== What needs to be done ==
Report every line below that holds the word "осуществляется".

== Given entries ==
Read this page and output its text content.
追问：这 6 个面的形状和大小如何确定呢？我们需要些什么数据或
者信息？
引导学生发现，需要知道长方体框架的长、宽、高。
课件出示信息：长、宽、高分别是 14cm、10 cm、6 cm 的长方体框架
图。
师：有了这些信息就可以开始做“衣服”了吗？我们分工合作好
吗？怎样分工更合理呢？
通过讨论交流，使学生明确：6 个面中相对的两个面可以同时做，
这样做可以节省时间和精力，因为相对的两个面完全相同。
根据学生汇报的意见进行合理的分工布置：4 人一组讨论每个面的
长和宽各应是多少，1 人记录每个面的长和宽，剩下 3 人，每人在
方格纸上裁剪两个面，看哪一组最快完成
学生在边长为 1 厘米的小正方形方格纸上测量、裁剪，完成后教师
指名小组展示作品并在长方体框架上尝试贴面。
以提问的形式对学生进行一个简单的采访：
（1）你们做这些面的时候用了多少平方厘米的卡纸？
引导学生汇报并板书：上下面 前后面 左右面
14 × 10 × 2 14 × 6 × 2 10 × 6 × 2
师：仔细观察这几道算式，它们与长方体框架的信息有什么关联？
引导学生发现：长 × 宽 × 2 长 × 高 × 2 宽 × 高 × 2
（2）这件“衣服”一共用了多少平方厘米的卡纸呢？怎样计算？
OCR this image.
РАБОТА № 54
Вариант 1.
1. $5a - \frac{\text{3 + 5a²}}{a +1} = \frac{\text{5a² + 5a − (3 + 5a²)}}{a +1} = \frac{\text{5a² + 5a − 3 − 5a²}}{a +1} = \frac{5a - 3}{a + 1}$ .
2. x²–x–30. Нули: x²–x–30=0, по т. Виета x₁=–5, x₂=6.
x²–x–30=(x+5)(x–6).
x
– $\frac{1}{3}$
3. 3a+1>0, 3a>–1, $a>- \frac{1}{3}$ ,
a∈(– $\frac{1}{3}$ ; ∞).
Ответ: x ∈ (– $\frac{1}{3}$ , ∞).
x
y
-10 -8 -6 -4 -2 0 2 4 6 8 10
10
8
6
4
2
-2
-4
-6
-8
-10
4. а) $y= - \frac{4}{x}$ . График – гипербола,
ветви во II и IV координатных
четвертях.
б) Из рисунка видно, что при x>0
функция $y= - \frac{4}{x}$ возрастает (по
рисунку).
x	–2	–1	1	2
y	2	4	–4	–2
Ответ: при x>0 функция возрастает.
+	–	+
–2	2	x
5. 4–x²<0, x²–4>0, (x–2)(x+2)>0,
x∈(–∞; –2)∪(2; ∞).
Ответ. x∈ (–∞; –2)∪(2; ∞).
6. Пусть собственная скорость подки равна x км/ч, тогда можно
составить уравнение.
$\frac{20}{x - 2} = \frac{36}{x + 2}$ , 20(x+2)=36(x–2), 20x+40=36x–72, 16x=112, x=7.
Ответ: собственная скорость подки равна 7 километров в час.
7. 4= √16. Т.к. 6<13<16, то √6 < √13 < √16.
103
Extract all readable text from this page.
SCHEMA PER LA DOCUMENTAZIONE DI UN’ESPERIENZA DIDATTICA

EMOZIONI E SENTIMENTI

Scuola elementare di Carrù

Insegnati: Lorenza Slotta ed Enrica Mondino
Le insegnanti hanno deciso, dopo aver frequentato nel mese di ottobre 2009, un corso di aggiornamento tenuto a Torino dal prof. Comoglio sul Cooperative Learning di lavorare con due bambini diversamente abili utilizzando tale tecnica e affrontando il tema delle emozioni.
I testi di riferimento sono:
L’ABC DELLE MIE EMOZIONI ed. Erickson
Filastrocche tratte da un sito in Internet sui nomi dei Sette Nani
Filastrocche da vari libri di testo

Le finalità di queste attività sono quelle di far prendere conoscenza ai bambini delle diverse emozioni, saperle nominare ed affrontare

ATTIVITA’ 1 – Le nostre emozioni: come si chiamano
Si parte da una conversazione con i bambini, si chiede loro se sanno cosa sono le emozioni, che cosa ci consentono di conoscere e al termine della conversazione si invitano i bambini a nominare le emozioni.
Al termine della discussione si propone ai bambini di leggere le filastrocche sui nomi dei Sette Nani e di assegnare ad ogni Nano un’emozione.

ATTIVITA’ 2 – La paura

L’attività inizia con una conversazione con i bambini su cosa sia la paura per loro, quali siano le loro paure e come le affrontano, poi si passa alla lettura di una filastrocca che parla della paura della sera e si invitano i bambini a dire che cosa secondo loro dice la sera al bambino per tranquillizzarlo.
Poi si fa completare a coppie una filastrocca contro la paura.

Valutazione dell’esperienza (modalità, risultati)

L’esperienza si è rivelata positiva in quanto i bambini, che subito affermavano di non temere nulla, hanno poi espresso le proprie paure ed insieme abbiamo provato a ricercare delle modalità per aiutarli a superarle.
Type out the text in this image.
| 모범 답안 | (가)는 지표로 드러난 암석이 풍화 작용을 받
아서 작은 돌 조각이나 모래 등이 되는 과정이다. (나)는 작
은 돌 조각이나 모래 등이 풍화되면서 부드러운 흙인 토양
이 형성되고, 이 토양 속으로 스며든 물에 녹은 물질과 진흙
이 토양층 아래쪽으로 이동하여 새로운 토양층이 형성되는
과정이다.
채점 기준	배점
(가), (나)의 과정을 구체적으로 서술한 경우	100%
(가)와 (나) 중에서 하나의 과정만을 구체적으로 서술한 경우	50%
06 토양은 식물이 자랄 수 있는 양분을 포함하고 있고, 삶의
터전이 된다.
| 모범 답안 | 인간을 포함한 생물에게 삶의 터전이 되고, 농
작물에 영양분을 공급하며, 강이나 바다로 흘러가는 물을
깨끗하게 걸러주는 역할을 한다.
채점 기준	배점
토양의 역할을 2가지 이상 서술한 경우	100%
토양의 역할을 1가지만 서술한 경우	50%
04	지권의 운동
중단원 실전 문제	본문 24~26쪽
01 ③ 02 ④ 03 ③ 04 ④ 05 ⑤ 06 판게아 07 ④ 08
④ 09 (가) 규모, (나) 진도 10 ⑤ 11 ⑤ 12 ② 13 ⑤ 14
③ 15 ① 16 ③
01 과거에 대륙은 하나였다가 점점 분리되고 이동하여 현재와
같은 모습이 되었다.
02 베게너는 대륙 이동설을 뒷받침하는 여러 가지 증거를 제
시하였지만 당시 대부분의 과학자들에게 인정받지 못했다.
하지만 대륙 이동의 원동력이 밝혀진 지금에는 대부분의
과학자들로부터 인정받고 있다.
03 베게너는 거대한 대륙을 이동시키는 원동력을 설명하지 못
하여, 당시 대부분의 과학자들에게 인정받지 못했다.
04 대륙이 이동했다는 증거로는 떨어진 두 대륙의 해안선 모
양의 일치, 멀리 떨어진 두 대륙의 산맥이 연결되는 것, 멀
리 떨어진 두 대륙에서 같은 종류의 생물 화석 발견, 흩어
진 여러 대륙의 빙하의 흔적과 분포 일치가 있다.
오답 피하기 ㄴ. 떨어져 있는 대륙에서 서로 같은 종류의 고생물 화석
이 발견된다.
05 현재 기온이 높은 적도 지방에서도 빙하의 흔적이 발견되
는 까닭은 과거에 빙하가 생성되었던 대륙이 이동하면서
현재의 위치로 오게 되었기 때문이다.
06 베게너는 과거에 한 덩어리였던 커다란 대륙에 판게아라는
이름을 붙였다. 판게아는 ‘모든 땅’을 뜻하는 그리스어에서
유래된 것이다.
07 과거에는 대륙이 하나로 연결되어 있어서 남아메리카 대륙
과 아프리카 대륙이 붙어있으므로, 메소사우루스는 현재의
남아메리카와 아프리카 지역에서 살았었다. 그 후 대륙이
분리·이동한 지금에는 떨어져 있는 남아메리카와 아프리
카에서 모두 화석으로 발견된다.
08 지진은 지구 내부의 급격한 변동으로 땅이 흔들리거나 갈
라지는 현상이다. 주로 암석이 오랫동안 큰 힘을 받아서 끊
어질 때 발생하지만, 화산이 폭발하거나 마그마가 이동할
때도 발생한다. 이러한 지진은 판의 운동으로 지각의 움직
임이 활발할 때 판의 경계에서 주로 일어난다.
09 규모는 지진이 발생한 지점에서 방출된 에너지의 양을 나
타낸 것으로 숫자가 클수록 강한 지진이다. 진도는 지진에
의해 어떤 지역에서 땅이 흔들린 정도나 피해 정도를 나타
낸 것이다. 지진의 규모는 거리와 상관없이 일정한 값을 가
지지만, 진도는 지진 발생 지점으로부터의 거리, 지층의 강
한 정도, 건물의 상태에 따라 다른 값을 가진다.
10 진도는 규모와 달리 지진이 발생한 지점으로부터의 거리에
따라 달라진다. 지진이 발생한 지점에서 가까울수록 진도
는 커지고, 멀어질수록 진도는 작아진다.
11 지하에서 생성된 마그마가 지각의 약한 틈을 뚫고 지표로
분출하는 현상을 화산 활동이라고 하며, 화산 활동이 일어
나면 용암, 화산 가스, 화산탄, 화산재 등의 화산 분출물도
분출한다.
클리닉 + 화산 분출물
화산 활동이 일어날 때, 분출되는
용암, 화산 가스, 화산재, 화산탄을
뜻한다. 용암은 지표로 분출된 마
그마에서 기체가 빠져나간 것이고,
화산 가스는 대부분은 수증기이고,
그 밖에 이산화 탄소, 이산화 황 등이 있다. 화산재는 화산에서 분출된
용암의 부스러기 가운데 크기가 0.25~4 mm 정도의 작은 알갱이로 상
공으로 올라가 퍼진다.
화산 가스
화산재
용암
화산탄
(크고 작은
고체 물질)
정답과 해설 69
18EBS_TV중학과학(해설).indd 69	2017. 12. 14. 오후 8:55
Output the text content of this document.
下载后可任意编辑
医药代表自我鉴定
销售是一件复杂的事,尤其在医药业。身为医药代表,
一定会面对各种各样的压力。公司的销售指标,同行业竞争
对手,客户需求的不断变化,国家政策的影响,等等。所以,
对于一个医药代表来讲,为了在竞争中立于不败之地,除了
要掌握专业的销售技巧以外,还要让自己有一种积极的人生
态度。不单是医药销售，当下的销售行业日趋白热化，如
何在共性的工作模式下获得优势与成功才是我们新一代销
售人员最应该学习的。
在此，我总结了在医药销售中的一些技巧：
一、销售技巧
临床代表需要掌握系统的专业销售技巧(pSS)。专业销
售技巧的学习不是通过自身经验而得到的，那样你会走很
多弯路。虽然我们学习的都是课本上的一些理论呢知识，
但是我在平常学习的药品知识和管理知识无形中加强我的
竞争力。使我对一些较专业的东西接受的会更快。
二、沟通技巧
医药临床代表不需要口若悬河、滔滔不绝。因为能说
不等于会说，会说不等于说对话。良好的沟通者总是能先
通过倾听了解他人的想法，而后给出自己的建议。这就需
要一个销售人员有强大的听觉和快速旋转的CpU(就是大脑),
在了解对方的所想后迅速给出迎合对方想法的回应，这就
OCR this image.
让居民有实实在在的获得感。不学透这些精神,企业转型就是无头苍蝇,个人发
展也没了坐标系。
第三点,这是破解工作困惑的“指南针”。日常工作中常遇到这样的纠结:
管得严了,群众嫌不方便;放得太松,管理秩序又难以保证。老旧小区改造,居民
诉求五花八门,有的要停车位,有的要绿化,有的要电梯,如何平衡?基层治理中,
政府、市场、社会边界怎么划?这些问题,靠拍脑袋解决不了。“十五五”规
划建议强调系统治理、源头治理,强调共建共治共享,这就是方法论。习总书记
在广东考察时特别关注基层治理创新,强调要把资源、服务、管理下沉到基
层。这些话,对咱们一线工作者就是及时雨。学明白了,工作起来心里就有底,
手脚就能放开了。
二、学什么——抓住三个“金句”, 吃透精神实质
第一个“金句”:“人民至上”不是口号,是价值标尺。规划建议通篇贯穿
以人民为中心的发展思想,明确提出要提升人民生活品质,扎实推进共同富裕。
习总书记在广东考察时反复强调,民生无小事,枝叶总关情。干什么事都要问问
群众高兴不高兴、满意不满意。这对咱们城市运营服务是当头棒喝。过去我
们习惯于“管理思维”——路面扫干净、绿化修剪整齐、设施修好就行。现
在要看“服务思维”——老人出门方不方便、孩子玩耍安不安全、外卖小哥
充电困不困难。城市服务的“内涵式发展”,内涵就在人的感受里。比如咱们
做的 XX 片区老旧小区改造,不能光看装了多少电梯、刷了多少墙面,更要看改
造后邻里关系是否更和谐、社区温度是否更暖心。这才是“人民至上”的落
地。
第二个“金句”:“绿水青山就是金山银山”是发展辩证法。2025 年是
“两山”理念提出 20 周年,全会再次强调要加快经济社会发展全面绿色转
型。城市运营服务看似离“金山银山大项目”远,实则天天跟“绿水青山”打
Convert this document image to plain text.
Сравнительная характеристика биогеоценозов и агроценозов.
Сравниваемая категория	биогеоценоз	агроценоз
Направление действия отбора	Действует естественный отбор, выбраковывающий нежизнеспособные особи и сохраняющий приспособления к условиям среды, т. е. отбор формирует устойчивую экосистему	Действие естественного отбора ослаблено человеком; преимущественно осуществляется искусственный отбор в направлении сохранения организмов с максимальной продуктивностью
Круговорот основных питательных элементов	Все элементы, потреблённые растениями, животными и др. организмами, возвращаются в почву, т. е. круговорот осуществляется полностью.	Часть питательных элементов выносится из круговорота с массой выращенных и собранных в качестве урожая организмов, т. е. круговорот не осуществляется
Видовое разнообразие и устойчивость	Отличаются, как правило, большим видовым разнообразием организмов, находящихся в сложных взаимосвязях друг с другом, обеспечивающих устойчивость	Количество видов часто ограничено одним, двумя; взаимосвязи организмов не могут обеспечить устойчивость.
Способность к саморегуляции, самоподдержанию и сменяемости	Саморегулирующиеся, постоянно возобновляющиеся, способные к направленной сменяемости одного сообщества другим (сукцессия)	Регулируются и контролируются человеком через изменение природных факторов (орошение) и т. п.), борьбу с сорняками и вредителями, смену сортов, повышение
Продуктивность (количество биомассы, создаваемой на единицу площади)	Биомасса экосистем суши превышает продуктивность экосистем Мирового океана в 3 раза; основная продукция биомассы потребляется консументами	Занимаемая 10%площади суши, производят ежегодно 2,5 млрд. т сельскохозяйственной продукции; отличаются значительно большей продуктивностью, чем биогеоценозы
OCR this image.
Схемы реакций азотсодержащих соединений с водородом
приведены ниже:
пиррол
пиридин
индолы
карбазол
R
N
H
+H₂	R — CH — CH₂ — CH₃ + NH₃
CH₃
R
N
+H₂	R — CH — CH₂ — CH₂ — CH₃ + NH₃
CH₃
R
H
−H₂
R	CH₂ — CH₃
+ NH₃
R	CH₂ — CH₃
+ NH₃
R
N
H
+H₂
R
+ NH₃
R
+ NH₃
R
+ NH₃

== Final result ==
Направление действия отбора	Действует естественный отбор, выбраковывающий нежизнеспособные особи и сохраняющий приспособления к условиям среды, т. е. отбор формирует устойчивую экосистему	Действие естественного отбора ослаблено человеком; преимущественно осуществляется искусственный отбор в направлении сохранения организмов с максимальной продуктивностью
Круговорот основных питательных элементов	Все элементы, потреблённые растениями, животными и др. организмами, возвращаются в почву, т. е. круговорот осуществляется полностью.	Часть питательных элементов выносится из круговорота с массой выращенных и собранных в качестве урожая организмов, т. е. круговорот не осуществляется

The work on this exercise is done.